>> Start THE DATA

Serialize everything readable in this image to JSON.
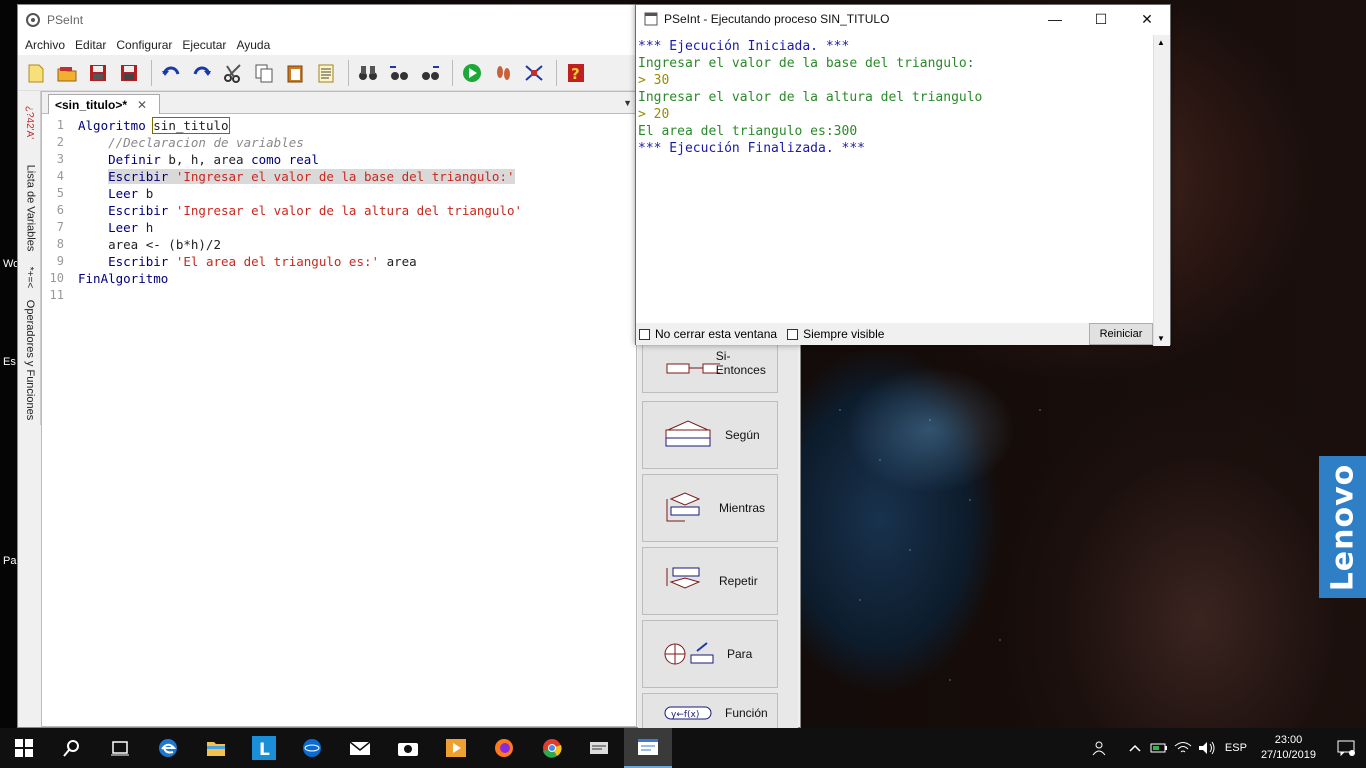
{
  "app": {
    "title": "PSeInt"
  },
  "menu": [
    "Archivo",
    "Editar",
    "Configurar",
    "Ejecutar",
    "Ayuda"
  ],
  "side_tabs": {
    "variables": "Lista de Variables",
    "operators": "Operadores y Funciones"
  },
  "editor": {
    "tab_label": "<sin_titulo>*",
    "lines": [
      {
        "n": "1",
        "parts": [
          [
            "kw",
            "Algoritmo "
          ],
          [
            "var boxed",
            "sin_titulo"
          ]
        ]
      },
      {
        "n": "2",
        "parts": [
          [
            "cm",
            "    //Declaracion de variables"
          ]
        ]
      },
      {
        "n": "3",
        "parts": [
          [
            "kw",
            "    Definir "
          ],
          [
            "var",
            "b, h, area "
          ],
          [
            "kw",
            "como real"
          ]
        ]
      },
      {
        "n": "4",
        "parts": [
          [
            "var",
            "    "
          ],
          [
            "kw hl",
            "Escribir "
          ],
          [
            "str hl",
            "'Ingresar el valor de la base del triangulo:'"
          ]
        ]
      },
      {
        "n": "5",
        "parts": [
          [
            "kw",
            "    Leer "
          ],
          [
            "var",
            "b"
          ]
        ]
      },
      {
        "n": "6",
        "parts": [
          [
            "kw",
            "    Escribir "
          ],
          [
            "str",
            "'Ingresar el valor de la altura del triangulo'"
          ]
        ]
      },
      {
        "n": "7",
        "parts": [
          [
            "kw",
            "    Leer "
          ],
          [
            "var",
            "h"
          ]
        ]
      },
      {
        "n": "8",
        "parts": [
          [
            "var",
            "    area <- (b*h)/"
          ],
          [
            "num",
            "2"
          ]
        ]
      },
      {
        "n": "9",
        "parts": [
          [
            "kw",
            "    Escribir "
          ],
          [
            "str",
            "'El area del triangulo es:'"
          ],
          [
            "var",
            " area"
          ]
        ]
      },
      {
        "n": "10",
        "parts": [
          [
            "kw",
            "FinAlgoritmo"
          ]
        ]
      },
      {
        "n": "11",
        "parts": []
      }
    ]
  },
  "shapes": [
    "Si-Entonces",
    "Según",
    "Mientras",
    "Repetir",
    "Para",
    "Función"
  ],
  "console": {
    "title": "PSeInt - Ejecutando proceso SIN_TITULO",
    "lines": [
      {
        "cls": "c-blue",
        "text": "*** Ejecución Iniciada. ***"
      },
      {
        "cls": "c-green",
        "text": "Ingresar el valor de la base del triangulo:"
      },
      {
        "cls": "c-olive",
        "text": "> 30"
      },
      {
        "cls": "c-green",
        "text": "Ingresar el valor de la altura del triangulo"
      },
      {
        "cls": "c-olive",
        "text": "> 20"
      },
      {
        "cls": "c-green",
        "text": "El area del triangulo es:300"
      },
      {
        "cls": "c-blue",
        "text": "*** Ejecución Finalizada. ***"
      }
    ],
    "no_close_label": "No cerrar esta ventana",
    "always_visible_label": "Siempre visible",
    "restart_label": "Reiniciar"
  },
  "tray": {
    "language": "ESP",
    "time": "23:00",
    "date": "27/10/2019"
  },
  "wallpaper": {
    "badge_text": "Lenovo",
    "badge_color": "#2e7fc6"
  },
  "desktop_labels": [
    "Wo",
    "Es",
    "Pa"
  ]
}
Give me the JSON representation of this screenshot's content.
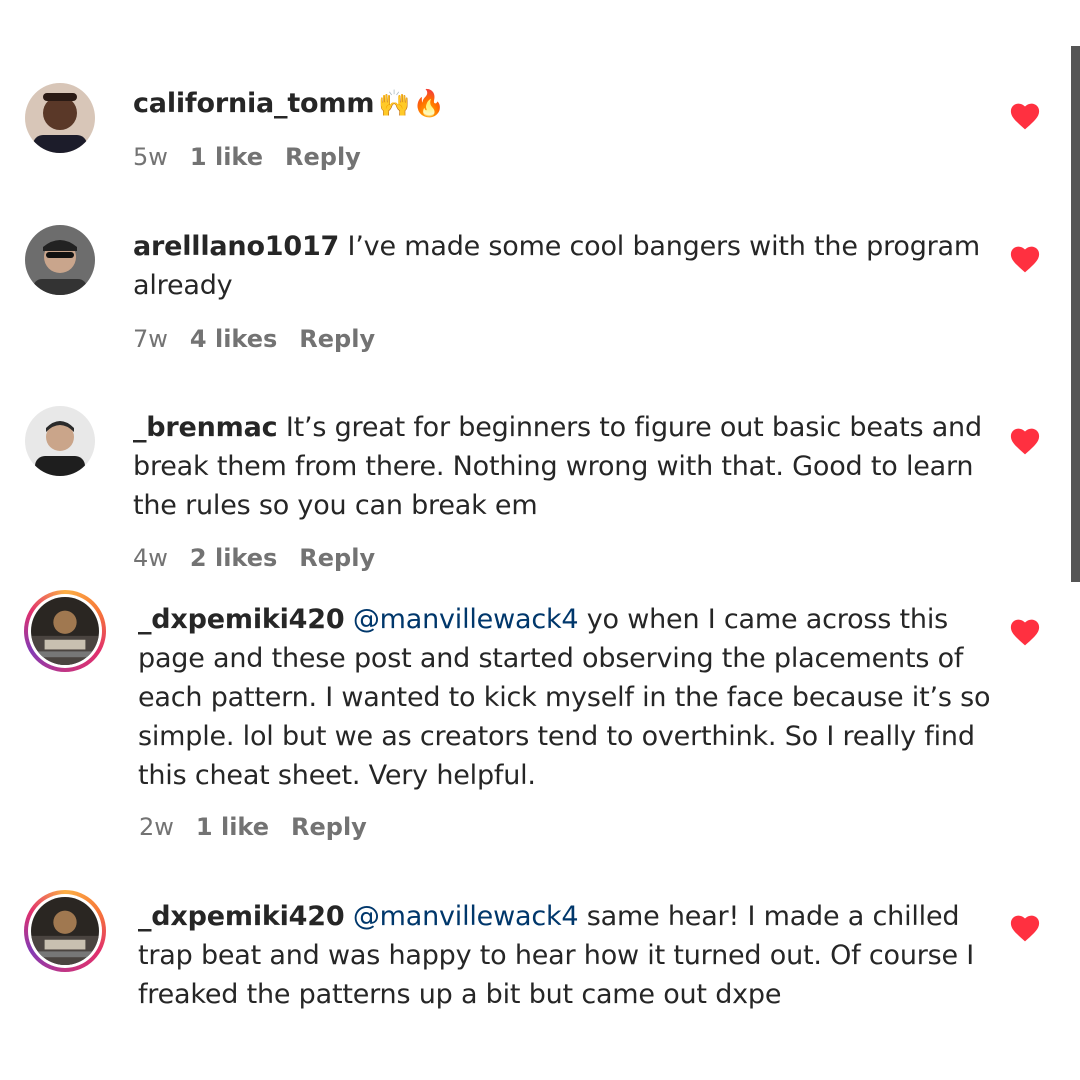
{
  "comments": [
    {
      "username": "california_tomm",
      "text": "",
      "emoji": "🙌🔥",
      "time": "5w",
      "likes": "1 like",
      "reply": "Reply"
    },
    {
      "username": "arelllano1017",
      "text": " I’ve made some cool bangers with the program already",
      "time": "7w",
      "likes": "4 likes",
      "reply": "Reply"
    },
    {
      "username": "_brenmac",
      "text": " It’s great for beginners to figure out basic beats and break them from there. Nothing wrong with that. Good to learn the rules so you can break em",
      "time": "4w",
      "likes": "2 likes",
      "reply": "Reply"
    },
    {
      "username": "_dxpemiki420",
      "mention": " @manvillewack4",
      "text": " yo when I came across this page and these post and started observing the placements of each pattern. I wanted to kick myself in the face because it’s so simple. lol but we as creators tend to overthink. So I really find this cheat sheet. Very helpful.",
      "time": "2w",
      "likes": "1 like",
      "reply": "Reply"
    },
    {
      "username": "_dxpemiki420",
      "mention": " @manvillewack4",
      "text": " same hear! I made a chilled trap beat and was happy to hear how it turned out. Of course I freaked the patterns up a bit but came out dxpe"
    }
  ],
  "icons": {
    "heart": "heart-icon",
    "heart_color": "#ff3040"
  },
  "colors": {
    "mention": "#00376b",
    "meta": "#737373",
    "text": "#262626"
  }
}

>> End THE DATA

◆ **AIM**: Set down exactly and only the lines from the line that contains "Give me the" through the last line of the entries above, with both of those lines included and the pictures left out.

◆ **EXERCISE SOLUTION**:
Give me the JSON representation of this screenshot's content.
{
  "comments": [
    {
      "username": "california_tomm",
      "text": "",
      "emoji": "🙌🔥",
      "time": "5w",
      "likes": "1 like",
      "reply": "Reply"
    },
    {
      "username": "arelllano1017",
      "text": " I’ve made some cool bangers with the program already",
      "time": "7w",
      "likes": "4 likes",
      "reply": "Reply"
    },
    {
      "username": "_brenmac",
      "text": " It’s great for beginners to figure out basic beats and break them from there. Nothing wrong with that. Good to learn the rules so you can break em",
      "time": "4w",
      "likes": "2 likes",
      "reply": "Reply"
    },
    {
      "username": "_dxpemiki420",
      "mention": " @manvillewack4",
      "text": " yo when I came across this page and these post and started observing the placements of each pattern. I wanted to kick myself in the face because it’s so simple. lol but we as creators tend to overthink. So I really find this cheat sheet. Very helpful.",
      "time": "2w",
      "likes": "1 like",
      "reply": "Reply"
    },
    {
      "username": "_dxpemiki420",
      "mention": " @manvillewack4",
      "text": " same hear! I made a chilled trap beat and was happy to hear how it turned out. Of course I freaked the patterns up a bit but came out dxpe"
    }
  ],
  "icons": {
    "heart": "heart-icon",
    "heart_color": "#ff3040"
  },
  "colors": {
    "mention": "#00376b",
    "meta": "#737373",
    "text": "#262626"
  }
}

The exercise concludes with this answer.